**Instrucciones:**
A - ¿Puedes duplicar, tal cual aparece en el relato del taxista, el pasaje que va de "Ayer mismo, después" a "centímetros del sueño."?
B - ¿Podrías retomar el relato del taxista y seguir escribiéndolo a partir de su última frase?

**Texto de lectura:**

------

Dada mi nueva condición de amamantador consorte y cambiador en prácticas de pañales express, apenas duermo y cuando duermo, lo hago con un ojo abierto y el otro a medio fuelle (mi hija es tan pequeña y tan frágil que temo que se deshaga entre las sábanas, o que se disuelva en el agua templada de la bañera cual pastilla efervescente, o peor: que se retroabsorba por el sumidero de sus propios bostezos). De todos modos, y a pesar de lo que pueda parecer, dormir poco o casi nada tiene sus ventajas, sobre todo en lo referente a mi vida taxial: ahora, cuando los usuarios de mi taxi me hablan de sus cosas, los escucho y observo con cierta distancia, distorsionando incluso su voz y sus gestos (les veo a través del espejo y se me antojan besugos lanzando bocanadas fuera del agua, y sus palabras me entran por un oído y se me pegan al colchón del cerebro y ahí se quedan, latentes).

Ayer mismo, después de dormir apenas dos horas, montó en mi taxi una mujer muy nerviosa, ya que estaba a punto de examinarse del teórico de conducir. Y creo recordar que me pidió consejo.

—¿Recuerda usted su examen? ¿Cómo fue? ¿Algún consejo?

—¿Qué examen? —pregunté aturdido, a escasos centímetros del sueño.

—El de conducir.

—Ah. Ni idea.

—¿No se acuerda? ¿Entonces fue hace mucho, no?

—No recuerdo haberme examinado.

—¿Y su carné de conducir?

—¿Qué carné de conducir?

—¿CONDUCE UN TAXI Y NO TIENE CARNÉ?

—No. No sé.

------

**Datos mostrados:**
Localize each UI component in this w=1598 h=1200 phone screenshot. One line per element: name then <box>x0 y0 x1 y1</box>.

------

**Resultados por tarea:**
A -
Ayer mismo, después de dormir apenas dos horas, montó en mi taxi una mujer muy nerviosa, ya que estaba a punto de examinarse del teórico de conducir. Y creo recordar que me pidió consejo.

—¿Recuerda usted su examen? ¿Cómo fue? ¿Algún consejo?

—¿Qué examen? —pregunté aturdido, a escasos centímetros del sueño.

B -
Y en esto la mujer bajó su ventanilla, llamó a un par de policías en moto casualmente parados en nuestro mismo semáforo, les dijo que yo no tenía carné de conducir y claro, los polis me mandaron echar el taxi a un lado y me pidieron la documentación.

—¿Me enseña su carné de conducir?

Y víctima aún del aturdimiento le entregué mi tarjeta sanitaria, lo cual les llevó a llamar a una unidad de control de alcoholemia. Y cuando llegó el coche patrulla, di negativo, claro. Entonces les expliqué que llevaba ocho días (con sus noches) sin dormir, y además les adjunté una ristra de fotos de mi hija.

—Joder —dijo el poli más fornido de los dos. —¡Haber empezado por ahí! ¡Es preciosa! ¡Mira qué carita más linda, Héctor! —le dijo al otro poli que se acercó y soltó un prolongado “Oooohhh. ¡Pero qué cosita más preciosa”.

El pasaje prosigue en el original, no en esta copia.